Networking

iPhone and Android market share on the rise

New statistics from comScore show that Apple and Google are both gaining ground in the battle for smartphone market share in the United States. Perhaps, as Google indicated when introducing the Nexus One, the iPhone and Android platforms are really next-generation “superphones” and the comparison with “normal” smartphones is unfair.

RIM, maker of all things BlackBerry, still has a solid grip on first place, carrying just under 42 percent of the market for the fourth quarter of 2009. However, RIM did decline from Q3, as did Microsoft, and Palm.

Apple gobbled up 1.2 percent of the other platforms' losses, inching above 25 percent market share for smartphones in the United States and solidly in second place for the foreseeable future. If the rate of RIM's losses and Apple's gains continue at the pace seen this past quarter, the iPhone would pass the BlackBerry as the dominant smartphone by this time in 2012.

- Stored items from a collection:

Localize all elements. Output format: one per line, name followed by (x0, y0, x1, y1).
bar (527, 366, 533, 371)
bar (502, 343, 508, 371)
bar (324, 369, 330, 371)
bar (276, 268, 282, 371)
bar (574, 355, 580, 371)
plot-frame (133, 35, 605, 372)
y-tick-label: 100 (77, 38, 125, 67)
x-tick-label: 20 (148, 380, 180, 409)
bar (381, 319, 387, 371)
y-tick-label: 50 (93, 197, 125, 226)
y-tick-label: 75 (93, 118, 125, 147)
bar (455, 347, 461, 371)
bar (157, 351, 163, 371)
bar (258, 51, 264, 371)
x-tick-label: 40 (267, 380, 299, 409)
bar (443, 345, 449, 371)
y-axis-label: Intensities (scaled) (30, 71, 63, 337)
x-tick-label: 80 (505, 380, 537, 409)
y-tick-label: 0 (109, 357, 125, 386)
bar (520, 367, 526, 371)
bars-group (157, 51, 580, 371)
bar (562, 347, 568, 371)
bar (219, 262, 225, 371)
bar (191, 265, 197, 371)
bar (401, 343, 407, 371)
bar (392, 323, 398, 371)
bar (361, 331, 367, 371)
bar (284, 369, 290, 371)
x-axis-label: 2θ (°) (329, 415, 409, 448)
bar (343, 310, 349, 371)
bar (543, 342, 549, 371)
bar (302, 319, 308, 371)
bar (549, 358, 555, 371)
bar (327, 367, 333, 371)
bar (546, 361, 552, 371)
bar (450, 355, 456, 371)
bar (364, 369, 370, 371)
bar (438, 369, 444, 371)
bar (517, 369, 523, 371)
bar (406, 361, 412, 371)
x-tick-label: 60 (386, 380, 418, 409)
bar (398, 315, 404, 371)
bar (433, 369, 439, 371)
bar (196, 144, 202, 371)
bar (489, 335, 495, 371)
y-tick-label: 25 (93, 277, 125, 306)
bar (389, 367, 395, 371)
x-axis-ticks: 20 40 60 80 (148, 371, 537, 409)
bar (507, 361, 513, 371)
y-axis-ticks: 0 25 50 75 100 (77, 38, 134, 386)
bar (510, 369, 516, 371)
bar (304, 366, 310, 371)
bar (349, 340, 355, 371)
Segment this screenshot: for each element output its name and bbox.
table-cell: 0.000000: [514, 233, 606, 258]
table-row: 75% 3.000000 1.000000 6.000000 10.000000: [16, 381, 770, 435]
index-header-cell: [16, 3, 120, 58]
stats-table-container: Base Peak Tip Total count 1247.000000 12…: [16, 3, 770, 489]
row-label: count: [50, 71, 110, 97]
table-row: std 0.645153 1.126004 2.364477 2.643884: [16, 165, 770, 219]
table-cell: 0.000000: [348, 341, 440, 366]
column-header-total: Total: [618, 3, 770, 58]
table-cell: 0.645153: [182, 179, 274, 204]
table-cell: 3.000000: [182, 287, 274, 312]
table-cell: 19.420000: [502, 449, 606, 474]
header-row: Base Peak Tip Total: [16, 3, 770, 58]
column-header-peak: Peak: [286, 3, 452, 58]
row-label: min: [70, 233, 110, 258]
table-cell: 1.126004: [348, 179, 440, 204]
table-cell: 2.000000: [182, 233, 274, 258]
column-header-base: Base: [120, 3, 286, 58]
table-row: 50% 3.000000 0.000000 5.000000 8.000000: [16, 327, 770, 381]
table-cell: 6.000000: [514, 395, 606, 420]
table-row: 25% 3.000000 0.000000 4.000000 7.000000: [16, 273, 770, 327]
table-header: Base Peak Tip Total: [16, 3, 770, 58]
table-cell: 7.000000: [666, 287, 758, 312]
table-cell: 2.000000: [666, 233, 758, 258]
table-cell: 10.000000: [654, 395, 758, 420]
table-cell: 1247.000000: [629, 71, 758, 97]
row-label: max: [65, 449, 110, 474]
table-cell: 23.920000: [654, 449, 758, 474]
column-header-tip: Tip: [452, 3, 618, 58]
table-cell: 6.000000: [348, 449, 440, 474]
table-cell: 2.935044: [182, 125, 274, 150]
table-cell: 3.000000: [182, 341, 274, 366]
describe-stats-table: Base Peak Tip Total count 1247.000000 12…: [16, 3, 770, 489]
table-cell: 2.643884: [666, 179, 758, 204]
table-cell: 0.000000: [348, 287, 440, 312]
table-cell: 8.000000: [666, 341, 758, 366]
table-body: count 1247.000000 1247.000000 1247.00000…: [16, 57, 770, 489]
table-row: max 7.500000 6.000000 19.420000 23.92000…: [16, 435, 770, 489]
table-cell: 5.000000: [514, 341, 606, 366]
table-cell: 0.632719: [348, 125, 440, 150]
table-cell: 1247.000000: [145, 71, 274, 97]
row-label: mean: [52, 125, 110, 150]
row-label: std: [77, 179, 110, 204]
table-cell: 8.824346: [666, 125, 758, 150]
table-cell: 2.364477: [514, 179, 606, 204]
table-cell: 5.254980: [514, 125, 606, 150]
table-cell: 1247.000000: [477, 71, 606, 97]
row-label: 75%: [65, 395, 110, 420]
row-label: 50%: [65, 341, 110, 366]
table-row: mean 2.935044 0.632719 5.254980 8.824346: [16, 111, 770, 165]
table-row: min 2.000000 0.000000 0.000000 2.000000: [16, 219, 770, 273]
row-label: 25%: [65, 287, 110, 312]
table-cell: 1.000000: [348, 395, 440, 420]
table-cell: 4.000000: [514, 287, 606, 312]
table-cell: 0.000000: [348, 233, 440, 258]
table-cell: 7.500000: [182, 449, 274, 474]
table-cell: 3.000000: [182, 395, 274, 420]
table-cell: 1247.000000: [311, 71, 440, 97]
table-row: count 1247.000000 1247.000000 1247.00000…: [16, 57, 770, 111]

- QUESTIONS TO ANSWER:
(a) Copy the stretch of the smartphone market share article from "Apple gobbled up" through "time in 2012.", switching "second place" to "third place".
(b) Please resume the smartphone market share article from where it stops.

- TASK RESULTS:
(a)
Apple gobbled up 1.2 percent of the other platforms' losses, inching above 25 percent market share for smartphones in the United States and solidly in third place for the foreseeable future. If the rate of RIM's losses and Apple's gains continue at the pace seen this past quarter, the iPhone would pass the BlackBerry as the dominant smartphone by this time in 2012.

(b)
Google's smartphone market share more than doubled during the fourth quarter of 2009. Of course, it started at only 2.5 percent of the overall market and doubled to just over 5 percent, still in last place just under a percent below Palm.

Like its Web browser sibling Chrome, the Android statistics are a little less impressive when viewed through that lens. However, again assuming gains and losses consistent with this past quarter, at the rate Android grew it would actually pass BlackBerry and jump into second place by mid-2012, and be in a position to challenge Apple for first place by 2013. Not too shabby for the new kid on the block.

One interesting aspect of the comScore report, though, is the gap between smartphones, and mobile phones in general. While smartphones like the iPhone and the Droid get all of the attention, and media headlines make it seem as if smartphones are the only devices being developed, Apple doesn't even make the list for overall mobile phone market share, and first place smartphone platform RIM drags in at last place for mobile phones in general at only seven percent.

Apple has certainly made strides to make the iPhone a more business-friendly platform, but it could be as popular in the board room as it is in the living room if Apple would do more to provide some sort of iPhone equivalent to the BlackBerry Enterprise Server to provide IT administrators with more control over the devices.

Some sort of alliance with Microsoft–providing native Microsoft apps for core business applications like Word, PowerPoint, and Outlook, would also radically change the smartphone landscape and help Apple leapfrog RIM in a fraction of the time it will take at the current pace.